§ PROVIDED PASSAGE
══════════
Promoting Soil Carbon Sequestration: An Interview with Kiss the Ground

Kiss the Ground is leveraging a simple concept, soil carbon sequestration, to improve agriculture and edible gardening.
Lauren Tucker is the Executive Director at Kiss the Ground
Lauren Tucker is the Executive Director at Kiss the Ground, an organization based in Venice, CA. Established in 2013, Kiss the Ground is a nonprofit organization with the mission of “We can do this!” This simple phrase stems from the idea that eaters and farmers have the science and technology to balance the climate and recreate our food system, but everyone needs to feel hopeful and catalyze diverse community solutions. Because of this concept, everything that Kiss the Ground does has an underlying message of a hopeful future.


We had the opportunity to speak to Lauren about Kiss the Ground’s goals to produce media content, engage homeless youth in their community garden, and advocate for the restoration of soil worldwide. Soil carbon sequestration is kept at the center of everything they do. 

 What sparked your interest in and passion for sustainable agriculture?
Lauren Tucker (LT): I studied International Relations in college and always thought I wanted to do development work. I spent a long time, almost a year living in West Africa studying development. My thesis focused on chronic food aid situations in Ethiopia, North Korea, and Malawi. I learned that from the time starving people request food aid to the actual time food is dropped is usually a year to 18 months, a huge flaw in food aid. After coming back to the States, I did some volunteering after Katrina in New Orleans, and I helped start an energy efficiency rebuilding nonprofit down there.
══════════
§ LISTING
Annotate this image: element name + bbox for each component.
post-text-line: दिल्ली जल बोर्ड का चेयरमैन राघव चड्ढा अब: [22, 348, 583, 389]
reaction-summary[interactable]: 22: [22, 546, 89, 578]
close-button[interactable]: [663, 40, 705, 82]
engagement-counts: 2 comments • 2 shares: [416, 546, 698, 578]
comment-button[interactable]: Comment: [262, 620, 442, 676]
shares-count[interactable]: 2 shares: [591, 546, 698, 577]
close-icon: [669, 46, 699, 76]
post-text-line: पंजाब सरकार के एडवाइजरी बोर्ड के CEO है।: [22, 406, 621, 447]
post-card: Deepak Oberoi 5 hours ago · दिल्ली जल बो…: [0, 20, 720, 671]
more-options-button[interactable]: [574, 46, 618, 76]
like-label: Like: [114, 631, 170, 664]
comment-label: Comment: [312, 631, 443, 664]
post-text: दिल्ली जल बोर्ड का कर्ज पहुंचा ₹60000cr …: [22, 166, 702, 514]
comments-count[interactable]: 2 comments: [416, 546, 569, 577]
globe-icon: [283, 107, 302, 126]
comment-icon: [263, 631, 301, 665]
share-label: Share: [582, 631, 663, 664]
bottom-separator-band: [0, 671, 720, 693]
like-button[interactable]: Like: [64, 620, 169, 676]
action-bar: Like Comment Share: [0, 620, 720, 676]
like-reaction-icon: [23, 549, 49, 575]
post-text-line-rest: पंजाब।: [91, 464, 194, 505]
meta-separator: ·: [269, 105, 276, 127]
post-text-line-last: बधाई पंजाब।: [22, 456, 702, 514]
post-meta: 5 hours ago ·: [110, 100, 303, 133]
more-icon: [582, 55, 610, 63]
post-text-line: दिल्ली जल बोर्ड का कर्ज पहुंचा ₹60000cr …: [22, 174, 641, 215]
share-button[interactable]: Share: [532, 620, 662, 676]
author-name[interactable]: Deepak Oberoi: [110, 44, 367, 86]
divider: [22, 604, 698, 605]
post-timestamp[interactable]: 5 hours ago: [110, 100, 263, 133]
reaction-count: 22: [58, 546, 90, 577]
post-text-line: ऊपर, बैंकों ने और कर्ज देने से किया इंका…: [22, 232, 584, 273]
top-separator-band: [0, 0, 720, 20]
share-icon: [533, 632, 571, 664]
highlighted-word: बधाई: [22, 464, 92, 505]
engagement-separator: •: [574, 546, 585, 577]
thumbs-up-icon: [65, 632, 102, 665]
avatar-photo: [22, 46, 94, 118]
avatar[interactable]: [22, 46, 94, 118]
══════════
§ PROBLEMS TO WORK ON
1 - According to the interview about Kiss the Ground, in what year was the organization established?
2 - Proceed with the interview about Kiss the Ground, beginning immediately after its final sentence.
The records that accompany this interview are drawn from a separate source.

§ PER-TASK OUTPUTS
1 - Kiss the Ground was established in 2013.

2 -
From there, I became pregnant and became obsessed with food and what was going into my body. How was I going to nourish a young life? This question started a path of learning about farming and gardening through a nutrition lens, and about three years ago Ryland Englehart and Finian Makepeace became super inspired about soil carbon sequestration the way we farm can draw carbon out of the atmosphere! Ryland is the Chief Inspiration Officer (CIO) of Café Gratitude, and Fin is a local musician in LA. When they became inspired, I was finishing a permaculture course and everything aligned. In other words, my non-profit background, permaculture coursework, obsession with food and farming, and realizing that wow, this is also climate change activism, motivated me to get involved.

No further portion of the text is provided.